[start TEXT SEGMENT]

In 701, the system can select a value of user data to transmit to a server amongst a set of possible user data values collected on a client device.

In 702, the system can create a hash of a term for the value of user data using a random hash function. To generate a random hash function, the system can use a randomly selected variant of the term to hash. In one embodiment, set of possible variants of the value can be indexed. In one embodiment, the value of user data can be a string of characters and the set of possible variants of the value of user data includes one or more characters representing a corresponding index value of the variant appended to the string.

In 703, the system can encode at least a portion of the created hash value as a vector. In one embodiment, the encoding includes updating a value of the vector at a position corresponding to the representation. For example, the sign of the value at a position corresponding to the representation can be flipped. In one embodiment, the encoding can include initializing the vector with a uniform value and sign. In one embodiment, initializing the vector can further include multiplying each value of the vector with a constant cε=(eε+1)/(eε−1). In addition, as described above, the encoded vector can also be in the form of a Hadamard matrix.

In 704, the system can differentially privatize the vector by changing at least some of the values of the vector with a predefined probability. In one embodiment, the predefined probability can be 1/(1+eε), where ε is a privacy parameter.

In 705, the system can transmit the privatized vector and an index value of the randomly selected variant to a server. As described, the server can estimate a frequency of the value of user data amongst a set of different client devices. The server can estimate the frequency of the value of user data by updating a frequency table indexed by the set of possible variants. For example, a row or column of the frequency table corresponding to the index value of the randomly selected variant can be updated with the privatized vector. In addition, only the privatized vector and the index value of the randomly selected variant can be transmitted to the server as information representing the value of user data. In one embodiment, the randomly selected variant can prevent hash collisions when using only the portion of the created hash value, and can also reduce a number of computations required by the server to create the frequency table while still maintaining ε-local differential privacy of the user data values.

[end TEXT SEGMENT]

REQUIRED TASK A: In the text on privatizing user data, rewrite the paragraph that begins "In 703, the system can encode" as a short bulleted list that keeps its main facts.
The text and the records were taken from unrelated sources.

[start DATASET]

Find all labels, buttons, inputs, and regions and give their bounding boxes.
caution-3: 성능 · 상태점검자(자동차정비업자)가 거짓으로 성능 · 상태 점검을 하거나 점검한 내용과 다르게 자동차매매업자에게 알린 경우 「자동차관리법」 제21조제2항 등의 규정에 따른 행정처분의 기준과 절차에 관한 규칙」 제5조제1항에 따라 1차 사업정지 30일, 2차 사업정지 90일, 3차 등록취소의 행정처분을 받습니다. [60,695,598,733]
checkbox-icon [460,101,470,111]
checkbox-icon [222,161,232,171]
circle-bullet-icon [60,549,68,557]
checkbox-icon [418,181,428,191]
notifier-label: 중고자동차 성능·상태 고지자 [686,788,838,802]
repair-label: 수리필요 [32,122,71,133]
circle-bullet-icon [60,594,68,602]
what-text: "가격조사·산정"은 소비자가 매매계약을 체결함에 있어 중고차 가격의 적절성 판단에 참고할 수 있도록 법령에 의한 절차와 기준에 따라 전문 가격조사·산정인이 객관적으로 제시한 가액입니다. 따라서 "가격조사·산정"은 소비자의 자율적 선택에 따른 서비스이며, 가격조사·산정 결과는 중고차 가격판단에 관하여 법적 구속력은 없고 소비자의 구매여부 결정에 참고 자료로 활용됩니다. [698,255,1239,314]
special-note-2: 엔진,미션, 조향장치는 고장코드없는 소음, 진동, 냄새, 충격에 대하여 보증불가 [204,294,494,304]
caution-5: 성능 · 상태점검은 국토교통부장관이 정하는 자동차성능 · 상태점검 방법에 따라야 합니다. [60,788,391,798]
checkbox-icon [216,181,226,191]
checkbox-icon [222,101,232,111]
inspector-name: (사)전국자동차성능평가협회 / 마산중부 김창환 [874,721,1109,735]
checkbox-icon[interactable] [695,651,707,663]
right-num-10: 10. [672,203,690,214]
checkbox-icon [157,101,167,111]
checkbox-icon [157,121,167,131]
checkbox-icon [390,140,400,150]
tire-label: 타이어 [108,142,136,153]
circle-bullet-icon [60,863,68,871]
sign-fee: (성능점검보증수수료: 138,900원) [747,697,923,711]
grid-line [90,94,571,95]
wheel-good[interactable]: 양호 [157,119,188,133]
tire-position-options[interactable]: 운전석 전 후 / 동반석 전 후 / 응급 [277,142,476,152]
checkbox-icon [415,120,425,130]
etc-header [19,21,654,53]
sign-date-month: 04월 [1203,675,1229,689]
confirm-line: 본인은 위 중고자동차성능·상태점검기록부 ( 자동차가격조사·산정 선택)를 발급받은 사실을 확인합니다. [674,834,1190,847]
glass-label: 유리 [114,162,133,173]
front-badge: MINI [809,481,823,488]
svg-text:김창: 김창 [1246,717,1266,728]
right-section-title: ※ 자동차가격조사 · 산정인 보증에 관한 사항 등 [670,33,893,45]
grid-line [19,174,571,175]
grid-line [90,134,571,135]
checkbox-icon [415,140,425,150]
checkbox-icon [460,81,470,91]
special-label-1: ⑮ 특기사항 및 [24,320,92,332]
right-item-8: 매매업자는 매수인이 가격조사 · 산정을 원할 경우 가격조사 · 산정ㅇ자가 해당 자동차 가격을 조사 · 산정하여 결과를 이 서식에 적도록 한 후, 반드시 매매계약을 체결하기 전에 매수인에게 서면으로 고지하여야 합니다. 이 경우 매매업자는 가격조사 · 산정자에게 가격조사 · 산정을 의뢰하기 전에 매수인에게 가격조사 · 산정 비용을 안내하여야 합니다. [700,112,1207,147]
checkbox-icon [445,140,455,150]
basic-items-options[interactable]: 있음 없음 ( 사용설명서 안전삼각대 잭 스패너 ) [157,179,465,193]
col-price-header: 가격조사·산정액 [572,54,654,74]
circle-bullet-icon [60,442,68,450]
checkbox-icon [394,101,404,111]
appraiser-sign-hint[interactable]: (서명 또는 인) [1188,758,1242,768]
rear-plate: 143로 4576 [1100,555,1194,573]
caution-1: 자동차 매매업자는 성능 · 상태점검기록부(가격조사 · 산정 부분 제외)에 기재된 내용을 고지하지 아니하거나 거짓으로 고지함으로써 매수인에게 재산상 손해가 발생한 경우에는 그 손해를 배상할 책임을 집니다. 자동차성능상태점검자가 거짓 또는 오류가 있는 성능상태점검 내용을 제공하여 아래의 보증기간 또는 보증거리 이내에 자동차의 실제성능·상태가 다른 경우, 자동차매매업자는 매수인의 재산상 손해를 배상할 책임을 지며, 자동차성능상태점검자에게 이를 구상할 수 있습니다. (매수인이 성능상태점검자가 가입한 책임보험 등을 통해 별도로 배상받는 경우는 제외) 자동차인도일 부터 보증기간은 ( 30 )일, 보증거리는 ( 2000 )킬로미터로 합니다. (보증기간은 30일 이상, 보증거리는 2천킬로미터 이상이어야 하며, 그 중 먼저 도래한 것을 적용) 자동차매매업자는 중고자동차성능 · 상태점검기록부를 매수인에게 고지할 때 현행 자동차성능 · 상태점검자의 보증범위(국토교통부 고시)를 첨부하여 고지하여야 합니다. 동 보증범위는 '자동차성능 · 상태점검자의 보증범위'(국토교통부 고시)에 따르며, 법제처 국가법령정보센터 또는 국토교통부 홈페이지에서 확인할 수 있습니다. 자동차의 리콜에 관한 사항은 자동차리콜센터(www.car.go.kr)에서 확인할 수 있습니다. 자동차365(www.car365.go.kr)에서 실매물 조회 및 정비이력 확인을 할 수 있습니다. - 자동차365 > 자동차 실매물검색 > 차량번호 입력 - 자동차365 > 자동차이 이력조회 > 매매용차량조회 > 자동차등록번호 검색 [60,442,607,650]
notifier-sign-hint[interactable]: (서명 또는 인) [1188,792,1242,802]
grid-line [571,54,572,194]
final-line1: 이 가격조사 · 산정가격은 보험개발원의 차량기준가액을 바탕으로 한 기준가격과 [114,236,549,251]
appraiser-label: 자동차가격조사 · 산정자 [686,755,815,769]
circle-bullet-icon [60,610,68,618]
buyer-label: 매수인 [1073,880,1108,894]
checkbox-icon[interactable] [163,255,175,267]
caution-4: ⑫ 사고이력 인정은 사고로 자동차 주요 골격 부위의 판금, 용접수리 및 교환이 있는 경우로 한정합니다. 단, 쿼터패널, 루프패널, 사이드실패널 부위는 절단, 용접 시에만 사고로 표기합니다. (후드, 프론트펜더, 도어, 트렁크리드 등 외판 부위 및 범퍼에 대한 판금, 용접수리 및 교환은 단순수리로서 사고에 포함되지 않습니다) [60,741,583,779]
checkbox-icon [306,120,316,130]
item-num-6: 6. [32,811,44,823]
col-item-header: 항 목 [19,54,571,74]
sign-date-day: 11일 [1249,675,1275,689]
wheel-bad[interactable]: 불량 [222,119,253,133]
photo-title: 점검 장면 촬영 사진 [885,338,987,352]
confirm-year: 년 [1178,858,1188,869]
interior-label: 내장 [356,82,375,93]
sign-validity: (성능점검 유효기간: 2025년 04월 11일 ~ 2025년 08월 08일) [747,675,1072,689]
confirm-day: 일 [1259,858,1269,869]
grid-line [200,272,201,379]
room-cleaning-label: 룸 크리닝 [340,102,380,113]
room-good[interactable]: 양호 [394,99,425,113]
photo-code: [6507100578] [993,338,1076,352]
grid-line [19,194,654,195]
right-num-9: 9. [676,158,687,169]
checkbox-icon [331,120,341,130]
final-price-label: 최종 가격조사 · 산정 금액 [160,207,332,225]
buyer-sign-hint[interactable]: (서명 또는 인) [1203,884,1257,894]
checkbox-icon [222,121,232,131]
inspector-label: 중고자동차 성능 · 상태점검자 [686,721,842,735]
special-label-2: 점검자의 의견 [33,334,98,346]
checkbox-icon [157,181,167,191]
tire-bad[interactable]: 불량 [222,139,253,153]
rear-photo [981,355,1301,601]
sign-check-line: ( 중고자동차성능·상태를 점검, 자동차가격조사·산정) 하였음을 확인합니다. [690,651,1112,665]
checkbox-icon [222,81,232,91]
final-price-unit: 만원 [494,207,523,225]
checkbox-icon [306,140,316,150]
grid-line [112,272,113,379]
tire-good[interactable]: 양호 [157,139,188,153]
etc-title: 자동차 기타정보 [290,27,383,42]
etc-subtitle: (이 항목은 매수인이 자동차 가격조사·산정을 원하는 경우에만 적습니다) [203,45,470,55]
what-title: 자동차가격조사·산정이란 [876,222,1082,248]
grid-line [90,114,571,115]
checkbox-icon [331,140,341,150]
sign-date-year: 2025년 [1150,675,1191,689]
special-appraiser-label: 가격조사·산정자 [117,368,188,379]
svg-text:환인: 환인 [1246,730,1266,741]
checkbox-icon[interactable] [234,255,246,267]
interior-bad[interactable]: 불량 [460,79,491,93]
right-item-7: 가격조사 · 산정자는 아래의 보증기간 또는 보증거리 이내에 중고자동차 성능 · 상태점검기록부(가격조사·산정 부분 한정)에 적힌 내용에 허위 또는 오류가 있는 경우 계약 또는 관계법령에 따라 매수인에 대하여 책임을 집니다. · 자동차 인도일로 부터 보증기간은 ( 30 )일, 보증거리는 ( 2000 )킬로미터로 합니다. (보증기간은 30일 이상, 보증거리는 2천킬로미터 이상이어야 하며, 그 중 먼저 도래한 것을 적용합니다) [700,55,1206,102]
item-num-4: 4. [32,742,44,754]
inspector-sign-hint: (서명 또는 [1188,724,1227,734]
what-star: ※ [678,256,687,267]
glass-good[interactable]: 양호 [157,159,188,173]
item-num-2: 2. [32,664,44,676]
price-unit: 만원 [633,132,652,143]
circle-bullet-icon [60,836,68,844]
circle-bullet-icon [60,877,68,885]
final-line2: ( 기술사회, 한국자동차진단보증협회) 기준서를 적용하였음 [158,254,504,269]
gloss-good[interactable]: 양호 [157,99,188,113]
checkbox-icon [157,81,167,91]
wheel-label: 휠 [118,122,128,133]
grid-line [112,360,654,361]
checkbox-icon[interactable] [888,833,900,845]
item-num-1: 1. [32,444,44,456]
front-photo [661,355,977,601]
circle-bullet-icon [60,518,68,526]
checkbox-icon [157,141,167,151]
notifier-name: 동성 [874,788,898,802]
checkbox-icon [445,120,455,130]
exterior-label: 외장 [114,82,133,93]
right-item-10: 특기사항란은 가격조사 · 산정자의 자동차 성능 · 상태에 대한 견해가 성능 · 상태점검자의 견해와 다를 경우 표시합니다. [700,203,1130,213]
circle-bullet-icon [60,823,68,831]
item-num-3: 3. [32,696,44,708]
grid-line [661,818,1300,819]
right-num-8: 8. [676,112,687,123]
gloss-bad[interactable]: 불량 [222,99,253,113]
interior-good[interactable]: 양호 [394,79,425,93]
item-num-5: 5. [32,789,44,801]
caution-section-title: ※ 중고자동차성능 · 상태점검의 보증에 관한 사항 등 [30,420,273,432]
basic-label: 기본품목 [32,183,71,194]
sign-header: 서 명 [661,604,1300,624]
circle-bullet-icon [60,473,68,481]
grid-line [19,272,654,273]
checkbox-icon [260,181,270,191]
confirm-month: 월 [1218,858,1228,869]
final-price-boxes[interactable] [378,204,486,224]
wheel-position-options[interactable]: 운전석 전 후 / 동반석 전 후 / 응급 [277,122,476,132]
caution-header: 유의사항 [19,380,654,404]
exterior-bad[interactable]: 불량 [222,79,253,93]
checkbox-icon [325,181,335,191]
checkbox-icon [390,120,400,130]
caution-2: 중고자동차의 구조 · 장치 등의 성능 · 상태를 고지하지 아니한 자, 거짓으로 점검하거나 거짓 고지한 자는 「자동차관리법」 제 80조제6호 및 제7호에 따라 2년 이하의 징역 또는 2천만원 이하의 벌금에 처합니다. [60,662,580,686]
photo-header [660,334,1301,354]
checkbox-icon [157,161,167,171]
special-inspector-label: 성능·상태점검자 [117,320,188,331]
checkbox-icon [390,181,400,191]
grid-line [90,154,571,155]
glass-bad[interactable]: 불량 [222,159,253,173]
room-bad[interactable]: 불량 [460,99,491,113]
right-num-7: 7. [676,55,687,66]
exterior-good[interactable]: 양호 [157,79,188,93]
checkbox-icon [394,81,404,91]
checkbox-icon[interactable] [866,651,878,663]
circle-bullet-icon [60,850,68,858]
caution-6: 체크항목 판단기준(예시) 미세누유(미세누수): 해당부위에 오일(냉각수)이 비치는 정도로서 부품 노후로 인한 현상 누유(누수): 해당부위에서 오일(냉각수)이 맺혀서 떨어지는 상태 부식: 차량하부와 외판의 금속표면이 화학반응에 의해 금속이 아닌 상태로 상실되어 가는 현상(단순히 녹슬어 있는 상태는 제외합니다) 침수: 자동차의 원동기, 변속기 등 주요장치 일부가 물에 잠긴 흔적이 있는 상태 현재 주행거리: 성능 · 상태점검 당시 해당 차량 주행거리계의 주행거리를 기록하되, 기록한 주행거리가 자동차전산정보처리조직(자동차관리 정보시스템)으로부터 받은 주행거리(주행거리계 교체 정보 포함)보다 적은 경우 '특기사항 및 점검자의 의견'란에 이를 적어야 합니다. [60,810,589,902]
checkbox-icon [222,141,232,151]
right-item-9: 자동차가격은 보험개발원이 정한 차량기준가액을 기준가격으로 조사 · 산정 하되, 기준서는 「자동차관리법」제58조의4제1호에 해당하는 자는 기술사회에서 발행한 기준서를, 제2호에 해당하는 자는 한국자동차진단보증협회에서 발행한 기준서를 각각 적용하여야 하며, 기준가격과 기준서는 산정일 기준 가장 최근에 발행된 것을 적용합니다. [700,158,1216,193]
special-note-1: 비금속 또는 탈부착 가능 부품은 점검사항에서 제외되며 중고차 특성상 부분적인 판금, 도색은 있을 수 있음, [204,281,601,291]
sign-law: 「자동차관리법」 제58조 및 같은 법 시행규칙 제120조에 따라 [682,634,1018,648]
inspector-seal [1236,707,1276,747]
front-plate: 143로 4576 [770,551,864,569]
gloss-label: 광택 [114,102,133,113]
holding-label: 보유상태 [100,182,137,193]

[end DATASET]

REQUIRED TASK B: Start at the first line of the records and stop after the line containing "caution-3: 성능 ·". Rewrite only those lines, changing "bounding boxes" to "coordinates" and leaving everything else the same.

FULL RESPONSE A:
- In step 703, the system encodes at least part of the created hash value as a vector.
- Encoding can update the vector's value at the position matching the representation, for example by flipping that value's sign.
- The vector can first be set up with a uniform value and sign, and each value can then be multiplied by the constant cε=(eε+1)/(eε−1).
- The encoded vector can also take the form of a Hadamard matrix.

FULL RESPONSE B:
Find all labels, buttons, inputs, and regions and give their coordinates.
caution-3: 성능 · 상태점검자(자동차정비업자)가 거짓으로 성능 · 상태 점검을 하거나 점검한 내용과 다르게 자동차매매업자에게 알린 경우 「자동차관리법」 제21조제2항 등의 규정에 따른 행정처분의 기준과 절차에 관한 규칙」 제5조제1항에 따라 1차 사업정지 30일, 2차 사업정지 90일, 3차 등록취소의 행정처분을 받습니다. [60,695,598,733]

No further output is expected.